#### Dataset extract ####

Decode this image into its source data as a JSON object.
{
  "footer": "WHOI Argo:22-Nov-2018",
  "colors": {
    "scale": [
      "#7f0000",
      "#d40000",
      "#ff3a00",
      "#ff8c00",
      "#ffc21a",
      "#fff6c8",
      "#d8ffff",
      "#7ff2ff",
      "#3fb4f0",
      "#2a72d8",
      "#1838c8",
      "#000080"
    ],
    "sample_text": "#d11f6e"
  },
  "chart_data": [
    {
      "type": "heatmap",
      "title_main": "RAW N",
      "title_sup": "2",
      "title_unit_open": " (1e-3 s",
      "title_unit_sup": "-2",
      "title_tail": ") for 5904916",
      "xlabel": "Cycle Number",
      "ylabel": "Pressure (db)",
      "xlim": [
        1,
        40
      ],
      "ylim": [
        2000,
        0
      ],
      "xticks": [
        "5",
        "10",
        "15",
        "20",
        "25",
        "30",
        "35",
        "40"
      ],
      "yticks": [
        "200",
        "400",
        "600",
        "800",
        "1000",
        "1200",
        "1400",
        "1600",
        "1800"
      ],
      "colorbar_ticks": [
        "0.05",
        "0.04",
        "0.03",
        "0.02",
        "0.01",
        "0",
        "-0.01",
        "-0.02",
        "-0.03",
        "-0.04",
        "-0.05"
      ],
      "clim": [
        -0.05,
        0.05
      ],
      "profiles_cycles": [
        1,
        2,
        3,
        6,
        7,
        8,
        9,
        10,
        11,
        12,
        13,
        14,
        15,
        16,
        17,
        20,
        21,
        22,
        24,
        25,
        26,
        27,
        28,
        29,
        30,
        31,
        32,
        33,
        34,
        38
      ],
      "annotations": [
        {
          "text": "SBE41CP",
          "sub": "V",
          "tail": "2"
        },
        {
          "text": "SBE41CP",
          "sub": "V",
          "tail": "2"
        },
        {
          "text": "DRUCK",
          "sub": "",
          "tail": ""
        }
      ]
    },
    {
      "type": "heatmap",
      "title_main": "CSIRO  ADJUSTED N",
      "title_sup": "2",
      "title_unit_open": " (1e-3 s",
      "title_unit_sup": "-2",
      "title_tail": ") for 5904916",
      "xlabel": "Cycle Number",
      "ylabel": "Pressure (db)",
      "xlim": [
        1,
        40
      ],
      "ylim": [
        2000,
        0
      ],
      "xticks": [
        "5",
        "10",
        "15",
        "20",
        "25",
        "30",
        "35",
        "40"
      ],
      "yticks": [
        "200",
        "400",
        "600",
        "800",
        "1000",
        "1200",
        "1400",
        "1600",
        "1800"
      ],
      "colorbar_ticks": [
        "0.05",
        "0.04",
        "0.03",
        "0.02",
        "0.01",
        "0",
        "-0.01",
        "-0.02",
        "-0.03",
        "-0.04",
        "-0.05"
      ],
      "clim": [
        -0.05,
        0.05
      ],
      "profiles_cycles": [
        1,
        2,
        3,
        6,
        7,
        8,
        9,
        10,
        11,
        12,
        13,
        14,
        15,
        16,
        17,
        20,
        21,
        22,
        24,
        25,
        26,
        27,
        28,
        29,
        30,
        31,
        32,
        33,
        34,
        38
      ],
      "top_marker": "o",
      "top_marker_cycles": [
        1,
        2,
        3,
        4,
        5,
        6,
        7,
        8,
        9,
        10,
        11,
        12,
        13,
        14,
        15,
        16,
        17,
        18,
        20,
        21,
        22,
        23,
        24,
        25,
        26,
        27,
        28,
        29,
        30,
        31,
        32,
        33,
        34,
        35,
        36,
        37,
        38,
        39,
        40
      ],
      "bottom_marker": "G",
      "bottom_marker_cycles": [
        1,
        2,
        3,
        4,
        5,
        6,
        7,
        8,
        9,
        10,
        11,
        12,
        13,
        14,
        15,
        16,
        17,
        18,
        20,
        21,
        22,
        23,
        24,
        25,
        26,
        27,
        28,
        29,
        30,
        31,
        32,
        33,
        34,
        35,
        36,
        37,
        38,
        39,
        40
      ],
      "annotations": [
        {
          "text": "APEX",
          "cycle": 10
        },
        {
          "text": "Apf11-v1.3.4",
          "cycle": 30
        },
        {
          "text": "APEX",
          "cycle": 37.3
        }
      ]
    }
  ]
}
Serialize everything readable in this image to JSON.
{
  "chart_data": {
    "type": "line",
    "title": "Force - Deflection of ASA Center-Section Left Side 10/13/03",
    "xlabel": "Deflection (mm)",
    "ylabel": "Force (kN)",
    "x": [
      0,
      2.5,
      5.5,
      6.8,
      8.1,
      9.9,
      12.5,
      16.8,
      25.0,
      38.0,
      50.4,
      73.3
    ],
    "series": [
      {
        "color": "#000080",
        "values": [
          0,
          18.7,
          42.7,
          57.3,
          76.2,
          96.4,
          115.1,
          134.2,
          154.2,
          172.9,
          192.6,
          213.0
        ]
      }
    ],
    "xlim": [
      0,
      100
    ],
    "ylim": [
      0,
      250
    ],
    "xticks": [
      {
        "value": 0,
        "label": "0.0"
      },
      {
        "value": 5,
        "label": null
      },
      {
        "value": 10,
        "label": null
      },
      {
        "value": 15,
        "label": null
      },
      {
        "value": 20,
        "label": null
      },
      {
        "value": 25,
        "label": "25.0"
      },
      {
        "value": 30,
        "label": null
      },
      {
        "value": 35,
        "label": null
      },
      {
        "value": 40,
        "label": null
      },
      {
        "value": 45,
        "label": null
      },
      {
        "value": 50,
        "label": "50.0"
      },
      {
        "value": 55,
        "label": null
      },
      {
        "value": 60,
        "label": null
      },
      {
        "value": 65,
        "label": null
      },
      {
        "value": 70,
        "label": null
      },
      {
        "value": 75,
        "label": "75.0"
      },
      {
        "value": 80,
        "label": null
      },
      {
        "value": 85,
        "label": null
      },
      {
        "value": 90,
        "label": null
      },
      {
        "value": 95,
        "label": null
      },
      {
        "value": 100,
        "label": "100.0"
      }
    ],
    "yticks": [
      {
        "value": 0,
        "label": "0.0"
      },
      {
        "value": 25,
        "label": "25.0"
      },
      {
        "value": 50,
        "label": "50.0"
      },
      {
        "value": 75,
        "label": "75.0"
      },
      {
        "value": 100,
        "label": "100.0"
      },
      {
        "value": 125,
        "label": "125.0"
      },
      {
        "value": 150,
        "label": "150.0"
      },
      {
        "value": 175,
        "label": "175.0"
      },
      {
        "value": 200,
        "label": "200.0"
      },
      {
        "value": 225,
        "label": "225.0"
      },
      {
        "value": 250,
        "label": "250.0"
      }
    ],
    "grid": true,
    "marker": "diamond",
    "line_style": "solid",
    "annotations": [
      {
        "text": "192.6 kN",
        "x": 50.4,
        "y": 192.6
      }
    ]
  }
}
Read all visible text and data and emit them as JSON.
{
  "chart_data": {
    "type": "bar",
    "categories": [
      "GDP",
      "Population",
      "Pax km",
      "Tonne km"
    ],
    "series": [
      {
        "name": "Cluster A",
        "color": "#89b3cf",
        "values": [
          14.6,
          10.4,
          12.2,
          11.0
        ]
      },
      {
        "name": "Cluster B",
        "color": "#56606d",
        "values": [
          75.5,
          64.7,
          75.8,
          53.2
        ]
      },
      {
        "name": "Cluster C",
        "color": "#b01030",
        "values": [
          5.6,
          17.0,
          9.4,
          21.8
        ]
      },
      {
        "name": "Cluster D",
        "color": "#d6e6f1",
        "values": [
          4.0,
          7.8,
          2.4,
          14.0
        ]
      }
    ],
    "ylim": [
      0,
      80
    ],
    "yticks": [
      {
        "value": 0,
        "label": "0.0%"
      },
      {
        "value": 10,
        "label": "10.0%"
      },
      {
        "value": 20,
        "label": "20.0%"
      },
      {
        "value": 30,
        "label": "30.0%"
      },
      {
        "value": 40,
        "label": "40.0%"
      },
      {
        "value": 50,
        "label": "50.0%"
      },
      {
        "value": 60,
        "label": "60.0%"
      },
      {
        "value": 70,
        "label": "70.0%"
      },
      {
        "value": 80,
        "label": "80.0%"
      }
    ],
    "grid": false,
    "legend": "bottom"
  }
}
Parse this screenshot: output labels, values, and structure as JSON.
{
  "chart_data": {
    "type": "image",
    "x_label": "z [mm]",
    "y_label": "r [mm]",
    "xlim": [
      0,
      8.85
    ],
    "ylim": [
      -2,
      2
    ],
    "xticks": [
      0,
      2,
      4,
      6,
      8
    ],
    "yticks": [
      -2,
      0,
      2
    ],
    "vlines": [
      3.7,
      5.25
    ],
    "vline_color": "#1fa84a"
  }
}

####

→ Requirement: Show every line above in which the word "Cluster" occurs.

→ Solution:
        "name": "Cluster A",
        "name": "Cluster B",
        "name": "Cluster C",
        "name": "Cluster D",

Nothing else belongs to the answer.